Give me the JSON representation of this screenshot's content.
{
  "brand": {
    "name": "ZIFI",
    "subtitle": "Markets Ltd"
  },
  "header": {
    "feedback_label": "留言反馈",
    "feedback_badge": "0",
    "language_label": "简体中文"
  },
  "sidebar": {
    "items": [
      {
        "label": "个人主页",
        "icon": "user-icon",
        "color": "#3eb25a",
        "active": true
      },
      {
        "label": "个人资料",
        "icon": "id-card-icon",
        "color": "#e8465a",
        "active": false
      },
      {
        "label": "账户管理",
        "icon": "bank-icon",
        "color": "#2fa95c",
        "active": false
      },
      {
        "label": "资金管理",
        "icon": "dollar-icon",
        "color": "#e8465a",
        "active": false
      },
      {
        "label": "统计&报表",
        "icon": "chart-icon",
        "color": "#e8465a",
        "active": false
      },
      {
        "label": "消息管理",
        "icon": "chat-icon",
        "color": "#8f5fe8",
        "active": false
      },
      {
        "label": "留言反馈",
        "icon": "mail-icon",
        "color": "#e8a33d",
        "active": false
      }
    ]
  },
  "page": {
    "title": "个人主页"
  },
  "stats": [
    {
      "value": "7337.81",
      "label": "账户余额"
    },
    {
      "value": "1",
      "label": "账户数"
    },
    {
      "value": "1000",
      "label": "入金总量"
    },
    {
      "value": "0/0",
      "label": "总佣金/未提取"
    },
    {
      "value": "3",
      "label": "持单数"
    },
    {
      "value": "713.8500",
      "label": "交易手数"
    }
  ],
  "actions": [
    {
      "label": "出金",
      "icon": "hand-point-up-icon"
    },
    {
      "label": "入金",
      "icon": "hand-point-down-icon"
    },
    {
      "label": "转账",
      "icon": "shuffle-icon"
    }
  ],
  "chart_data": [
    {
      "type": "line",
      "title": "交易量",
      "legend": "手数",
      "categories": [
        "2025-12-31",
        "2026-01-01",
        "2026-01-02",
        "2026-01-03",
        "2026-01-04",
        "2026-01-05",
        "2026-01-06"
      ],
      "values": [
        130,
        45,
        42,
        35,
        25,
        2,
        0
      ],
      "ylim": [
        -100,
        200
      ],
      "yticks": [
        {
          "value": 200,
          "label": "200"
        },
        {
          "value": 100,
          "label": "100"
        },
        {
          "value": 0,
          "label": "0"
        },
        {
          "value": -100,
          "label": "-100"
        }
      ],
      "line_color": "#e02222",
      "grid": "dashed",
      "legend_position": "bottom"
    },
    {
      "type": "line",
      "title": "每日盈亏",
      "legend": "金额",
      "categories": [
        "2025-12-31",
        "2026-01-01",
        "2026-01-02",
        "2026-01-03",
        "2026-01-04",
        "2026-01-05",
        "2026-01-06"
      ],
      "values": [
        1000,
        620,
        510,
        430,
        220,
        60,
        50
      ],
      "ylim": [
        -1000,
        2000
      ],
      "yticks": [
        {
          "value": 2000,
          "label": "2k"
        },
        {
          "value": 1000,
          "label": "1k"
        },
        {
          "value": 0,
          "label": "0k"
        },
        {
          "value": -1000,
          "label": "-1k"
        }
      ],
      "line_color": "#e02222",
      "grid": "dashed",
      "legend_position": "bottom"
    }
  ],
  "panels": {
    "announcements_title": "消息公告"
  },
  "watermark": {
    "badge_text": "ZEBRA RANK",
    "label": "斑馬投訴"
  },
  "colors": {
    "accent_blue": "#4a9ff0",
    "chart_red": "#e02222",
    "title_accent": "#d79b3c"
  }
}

• • • •

**EXERCISE AIM**
Extract all lines of the records above that include "point".

**FINISHED ANSWER**
      "icon": "hand-point-up-icon"
      "icon": "hand-point-down-icon"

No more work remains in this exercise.